GIVEN REQUEST
The data below should be restated word for word, with every picture omitted.

EXERCISE INPUTS
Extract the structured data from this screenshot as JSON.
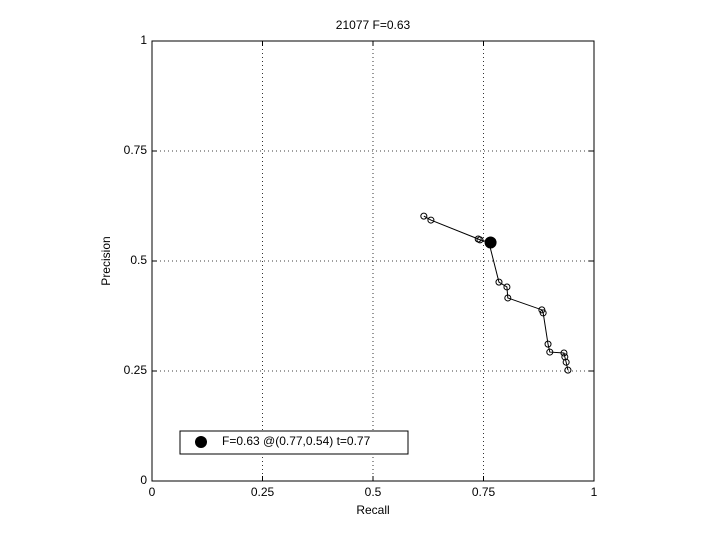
{
  "chart_data": {
    "type": "line",
    "title": "21077 F=0.63",
    "x_label": "Recall",
    "y_label": "Precision",
    "series": [
      {
        "name": "curve",
        "color": "#000000",
        "x": [
          0.615,
          0.631,
          0.738,
          0.742,
          0.762,
          0.785,
          0.803,
          0.805,
          0.882,
          0.885,
          0.896,
          0.9,
          0.932,
          0.934,
          0.937,
          0.941
        ],
        "values": [
          0.602,
          0.593,
          0.55,
          0.548,
          0.543,
          0.452,
          0.441,
          0.416,
          0.389,
          0.382,
          0.311,
          0.293,
          0.291,
          0.282,
          0.27,
          0.252
        ]
      }
    ],
    "best": {
      "name": "F=0.63 @(0.77,0.54) t=0.77",
      "color": "#000000",
      "x": 0.766,
      "y": 0.542
    },
    "xlim": [
      0,
      1
    ],
    "ylim": [
      0,
      1
    ],
    "xticks": [
      0,
      0.25,
      0.5,
      0.75,
      1
    ],
    "yticks": [
      0,
      0.25,
      0.5,
      0.75,
      1
    ],
    "grid": true
  }
}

TASK RESULT
Extract the structured data from this screenshot as JSON.
{
  "chart_data": {
    "type": "line",
    "title": "21077 F=0.63",
    "x_label": "Recall",
    "y_label": "Precision",
    "series": [
      {
        "name": "curve",
        "color": "#000000",
        "x": [
          0.615,
          0.631,
          0.738,
          0.742,
          0.762,
          0.785,
          0.803,
          0.805,
          0.882,
          0.885,
          0.896,
          0.9,
          0.932,
          0.934,
          0.937,
          0.941
        ],
        "values": [
          0.602,
          0.593,
          0.55,
          0.548,
          0.543,
          0.452,
          0.441,
          0.416,
          0.389,
          0.382,
          0.311,
          0.293,
          0.291,
          0.282,
          0.27,
          0.252
        ]
      }
    ],
    "best": {
      "name": "F=0.63 @(0.77,0.54) t=0.77",
      "color": "#000000",
      "x": 0.766,
      "y": 0.542
    },
    "xlim": [
      0,
      1
    ],
    "ylim": [
      0,
      1
    ],
    "xticks": [
      0,
      0.25,
      0.5,
      0.75,
      1
    ],
    "yticks": [
      0,
      0.25,
      0.5,
      0.75,
      1
    ],
    "grid": true
  }
}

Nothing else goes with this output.